>>>

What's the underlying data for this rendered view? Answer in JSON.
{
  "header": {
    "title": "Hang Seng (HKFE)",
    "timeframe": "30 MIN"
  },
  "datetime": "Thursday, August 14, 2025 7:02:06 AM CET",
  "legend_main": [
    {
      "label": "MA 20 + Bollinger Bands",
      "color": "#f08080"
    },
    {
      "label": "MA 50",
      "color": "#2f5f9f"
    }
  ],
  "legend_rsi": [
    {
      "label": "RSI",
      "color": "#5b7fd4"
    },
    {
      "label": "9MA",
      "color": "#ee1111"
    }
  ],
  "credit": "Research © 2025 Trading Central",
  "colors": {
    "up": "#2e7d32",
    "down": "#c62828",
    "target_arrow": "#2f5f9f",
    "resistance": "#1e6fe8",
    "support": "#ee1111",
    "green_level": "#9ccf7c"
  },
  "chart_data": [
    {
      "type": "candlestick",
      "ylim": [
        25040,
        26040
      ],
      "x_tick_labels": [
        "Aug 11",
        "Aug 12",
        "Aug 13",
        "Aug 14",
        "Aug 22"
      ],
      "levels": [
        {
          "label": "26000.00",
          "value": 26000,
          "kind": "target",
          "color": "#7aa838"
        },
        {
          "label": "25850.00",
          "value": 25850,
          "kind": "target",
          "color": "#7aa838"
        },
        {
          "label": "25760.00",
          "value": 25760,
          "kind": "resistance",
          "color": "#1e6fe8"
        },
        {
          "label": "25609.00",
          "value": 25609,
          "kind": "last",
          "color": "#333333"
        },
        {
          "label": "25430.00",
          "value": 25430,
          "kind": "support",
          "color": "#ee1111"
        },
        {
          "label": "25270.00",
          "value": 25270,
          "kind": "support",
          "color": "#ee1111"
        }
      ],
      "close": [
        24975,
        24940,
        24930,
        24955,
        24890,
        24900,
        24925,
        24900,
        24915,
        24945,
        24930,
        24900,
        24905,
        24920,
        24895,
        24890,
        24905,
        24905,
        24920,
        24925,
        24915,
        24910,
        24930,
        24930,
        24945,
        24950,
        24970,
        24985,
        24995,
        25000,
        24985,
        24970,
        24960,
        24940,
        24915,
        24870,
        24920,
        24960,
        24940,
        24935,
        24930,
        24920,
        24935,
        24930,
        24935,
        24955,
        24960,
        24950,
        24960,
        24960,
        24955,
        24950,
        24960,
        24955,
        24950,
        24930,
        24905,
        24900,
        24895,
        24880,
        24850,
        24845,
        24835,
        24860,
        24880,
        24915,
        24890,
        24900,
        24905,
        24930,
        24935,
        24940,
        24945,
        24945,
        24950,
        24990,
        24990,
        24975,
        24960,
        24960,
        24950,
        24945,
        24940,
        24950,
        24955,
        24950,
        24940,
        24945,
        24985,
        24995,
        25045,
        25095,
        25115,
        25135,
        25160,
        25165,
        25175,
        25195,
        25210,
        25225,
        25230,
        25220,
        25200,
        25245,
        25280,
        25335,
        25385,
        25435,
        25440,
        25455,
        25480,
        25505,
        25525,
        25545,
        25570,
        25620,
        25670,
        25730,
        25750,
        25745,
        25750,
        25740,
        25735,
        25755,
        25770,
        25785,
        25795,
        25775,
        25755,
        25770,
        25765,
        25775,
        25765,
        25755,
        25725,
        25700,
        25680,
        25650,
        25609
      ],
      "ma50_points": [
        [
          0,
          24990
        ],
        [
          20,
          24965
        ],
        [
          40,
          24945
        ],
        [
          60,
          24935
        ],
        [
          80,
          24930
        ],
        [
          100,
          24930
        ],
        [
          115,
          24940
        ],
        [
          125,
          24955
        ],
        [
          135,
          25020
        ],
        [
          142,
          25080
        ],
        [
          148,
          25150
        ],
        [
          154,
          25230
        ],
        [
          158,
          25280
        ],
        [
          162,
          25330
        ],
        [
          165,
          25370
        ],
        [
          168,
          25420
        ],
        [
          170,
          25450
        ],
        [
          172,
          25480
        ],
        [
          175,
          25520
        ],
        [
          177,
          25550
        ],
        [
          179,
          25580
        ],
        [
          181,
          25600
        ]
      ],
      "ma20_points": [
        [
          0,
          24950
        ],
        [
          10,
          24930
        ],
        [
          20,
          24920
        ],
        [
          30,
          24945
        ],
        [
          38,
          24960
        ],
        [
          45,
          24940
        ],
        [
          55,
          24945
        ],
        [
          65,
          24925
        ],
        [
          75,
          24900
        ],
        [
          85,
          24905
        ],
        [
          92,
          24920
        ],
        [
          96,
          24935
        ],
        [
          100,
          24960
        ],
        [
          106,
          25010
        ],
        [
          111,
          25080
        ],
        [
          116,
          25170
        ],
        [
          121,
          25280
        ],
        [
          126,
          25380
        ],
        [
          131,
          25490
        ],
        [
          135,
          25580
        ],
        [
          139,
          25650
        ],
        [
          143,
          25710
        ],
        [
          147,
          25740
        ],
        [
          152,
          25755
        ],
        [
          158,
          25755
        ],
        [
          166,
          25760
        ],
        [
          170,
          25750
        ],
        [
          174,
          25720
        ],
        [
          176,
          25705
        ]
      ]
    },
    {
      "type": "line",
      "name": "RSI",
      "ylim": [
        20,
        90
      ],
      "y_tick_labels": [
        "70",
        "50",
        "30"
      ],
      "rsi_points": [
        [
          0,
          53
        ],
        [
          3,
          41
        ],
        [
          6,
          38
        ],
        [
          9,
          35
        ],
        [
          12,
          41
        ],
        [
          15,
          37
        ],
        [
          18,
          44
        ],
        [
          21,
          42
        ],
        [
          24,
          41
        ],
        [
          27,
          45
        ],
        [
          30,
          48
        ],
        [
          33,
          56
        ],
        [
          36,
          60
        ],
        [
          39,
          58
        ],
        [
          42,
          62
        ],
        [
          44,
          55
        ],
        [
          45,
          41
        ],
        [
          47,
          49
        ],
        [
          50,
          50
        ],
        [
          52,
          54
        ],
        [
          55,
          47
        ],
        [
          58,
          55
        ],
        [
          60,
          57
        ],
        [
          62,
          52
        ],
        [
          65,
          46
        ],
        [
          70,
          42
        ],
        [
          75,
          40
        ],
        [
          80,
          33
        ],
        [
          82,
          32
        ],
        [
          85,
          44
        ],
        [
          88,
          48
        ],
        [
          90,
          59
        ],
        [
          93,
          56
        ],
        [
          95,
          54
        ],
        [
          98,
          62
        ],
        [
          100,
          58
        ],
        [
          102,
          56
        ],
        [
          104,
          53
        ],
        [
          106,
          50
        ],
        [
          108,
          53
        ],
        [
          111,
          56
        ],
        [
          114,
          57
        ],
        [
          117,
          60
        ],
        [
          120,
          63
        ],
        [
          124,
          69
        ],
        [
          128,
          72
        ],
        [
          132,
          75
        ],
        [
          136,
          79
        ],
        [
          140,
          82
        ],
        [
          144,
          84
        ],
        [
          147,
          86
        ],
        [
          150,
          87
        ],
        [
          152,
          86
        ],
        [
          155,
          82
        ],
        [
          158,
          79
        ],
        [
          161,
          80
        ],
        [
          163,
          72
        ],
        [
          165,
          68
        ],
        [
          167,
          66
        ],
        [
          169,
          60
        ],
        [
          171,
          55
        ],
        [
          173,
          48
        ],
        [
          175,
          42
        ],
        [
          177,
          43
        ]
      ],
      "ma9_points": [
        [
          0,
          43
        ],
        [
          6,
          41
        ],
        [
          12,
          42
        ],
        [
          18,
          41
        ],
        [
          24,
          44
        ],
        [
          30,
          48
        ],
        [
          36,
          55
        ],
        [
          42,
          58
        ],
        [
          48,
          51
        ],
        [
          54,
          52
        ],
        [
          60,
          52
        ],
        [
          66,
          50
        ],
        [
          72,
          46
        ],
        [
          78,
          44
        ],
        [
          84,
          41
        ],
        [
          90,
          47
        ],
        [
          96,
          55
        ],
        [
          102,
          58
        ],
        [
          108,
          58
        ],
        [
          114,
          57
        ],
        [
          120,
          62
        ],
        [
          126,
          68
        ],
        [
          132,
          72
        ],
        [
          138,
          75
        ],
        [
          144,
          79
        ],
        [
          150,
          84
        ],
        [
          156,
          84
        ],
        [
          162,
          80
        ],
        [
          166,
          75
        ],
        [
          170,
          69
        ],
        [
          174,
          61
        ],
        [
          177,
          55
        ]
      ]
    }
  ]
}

<<<

→ **GIVEN INSTRUCTION**: Which lines above contain "resistance"? Show each of them.

→ **EXERCISE SOLUTION**:
    "resistance": "#1e6fe8",
          "kind": "resistance",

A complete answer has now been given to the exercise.